> [Records that describe figures]:

┄┄┄┄┄┄┄┄┄┄┄┄┄┄┄┄┄┄┄┄

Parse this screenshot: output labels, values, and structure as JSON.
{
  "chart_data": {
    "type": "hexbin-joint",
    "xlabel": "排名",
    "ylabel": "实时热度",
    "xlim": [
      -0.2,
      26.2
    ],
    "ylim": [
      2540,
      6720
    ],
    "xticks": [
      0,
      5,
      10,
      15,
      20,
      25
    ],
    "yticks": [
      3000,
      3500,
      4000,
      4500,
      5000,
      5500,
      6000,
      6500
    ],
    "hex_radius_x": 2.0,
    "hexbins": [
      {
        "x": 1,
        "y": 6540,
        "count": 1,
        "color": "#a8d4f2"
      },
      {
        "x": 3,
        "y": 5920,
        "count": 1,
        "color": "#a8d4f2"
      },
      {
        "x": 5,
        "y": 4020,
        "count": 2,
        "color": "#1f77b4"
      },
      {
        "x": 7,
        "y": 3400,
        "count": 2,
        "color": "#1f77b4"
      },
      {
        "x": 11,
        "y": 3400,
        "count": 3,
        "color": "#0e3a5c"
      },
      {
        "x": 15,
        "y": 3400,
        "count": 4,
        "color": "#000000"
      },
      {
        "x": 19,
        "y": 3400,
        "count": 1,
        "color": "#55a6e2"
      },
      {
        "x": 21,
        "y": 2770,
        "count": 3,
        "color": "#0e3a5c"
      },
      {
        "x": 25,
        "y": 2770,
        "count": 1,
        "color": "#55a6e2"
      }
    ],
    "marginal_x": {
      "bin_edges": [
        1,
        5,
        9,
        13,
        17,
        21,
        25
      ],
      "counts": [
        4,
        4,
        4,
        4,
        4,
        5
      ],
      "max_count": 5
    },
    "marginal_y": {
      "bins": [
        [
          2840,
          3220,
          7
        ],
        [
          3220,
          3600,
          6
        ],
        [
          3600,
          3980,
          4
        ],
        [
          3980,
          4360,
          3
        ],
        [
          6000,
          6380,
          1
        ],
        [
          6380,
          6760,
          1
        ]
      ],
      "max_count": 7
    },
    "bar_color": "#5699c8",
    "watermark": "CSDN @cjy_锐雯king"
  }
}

┄┄┄┄┄┄┄┄┄┄┄┄┄┄┄┄┄┄┄┄

> [The request]: Return all of the data precisely as it appears.

> [Result]:
Parse this screenshot: output labels, values, and structure as JSON.
{
  "chart_data": {
    "type": "hexbin-joint",
    "xlabel": "排名",
    "ylabel": "实时热度",
    "xlim": [
      -0.2,
      26.2
    ],
    "ylim": [
      2540,
      6720
    ],
    "xticks": [
      0,
      5,
      10,
      15,
      20,
      25
    ],
    "yticks": [
      3000,
      3500,
      4000,
      4500,
      5000,
      5500,
      6000,
      6500
    ],
    "hex_radius_x": 2.0,
    "hexbins": [
      {
        "x": 1,
        "y": 6540,
        "count": 1,
        "color": "#a8d4f2"
      },
      {
        "x": 3,
        "y": 5920,
        "count": 1,
        "color": "#a8d4f2"
      },
      {
        "x": 5,
        "y": 4020,
        "count": 2,
        "color": "#1f77b4"
      },
      {
        "x": 7,
        "y": 3400,
        "count": 2,
        "color": "#1f77b4"
      },
      {
        "x": 11,
        "y": 3400,
        "count": 3,
        "color": "#0e3a5c"
      },
      {
        "x": 15,
        "y": 3400,
        "count": 4,
        "color": "#000000"
      },
      {
        "x": 19,
        "y": 3400,
        "count": 1,
        "color": "#55a6e2"
      },
      {
        "x": 21,
        "y": 2770,
        "count": 3,
        "color": "#0e3a5c"
      },
      {
        "x": 25,
        "y": 2770,
        "count": 1,
        "color": "#55a6e2"
      }
    ],
    "marginal_x": {
      "bin_edges": [
        1,
        5,
        9,
        13,
        17,
        21,
        25
      ],
      "counts": [
        4,
        4,
        4,
        4,
        4,
        5
      ],
      "max_count": 5
    },
    "marginal_y": {
      "bins": [
        [
          2840,
          3220,
          7
        ],
        [
          3220,
          3600,
          6
        ],
        [
          3600,
          3980,
          4
        ],
        [
          3980,
          4360,
          3
        ],
        [
          6000,
          6380,
          1
        ],
        [
          6380,
          6760,
          1
        ]
      ],
      "max_count": 7
    },
    "bar_color": "#5699c8",
    "watermark": "CSDN @cjy_锐雯king"
  }
}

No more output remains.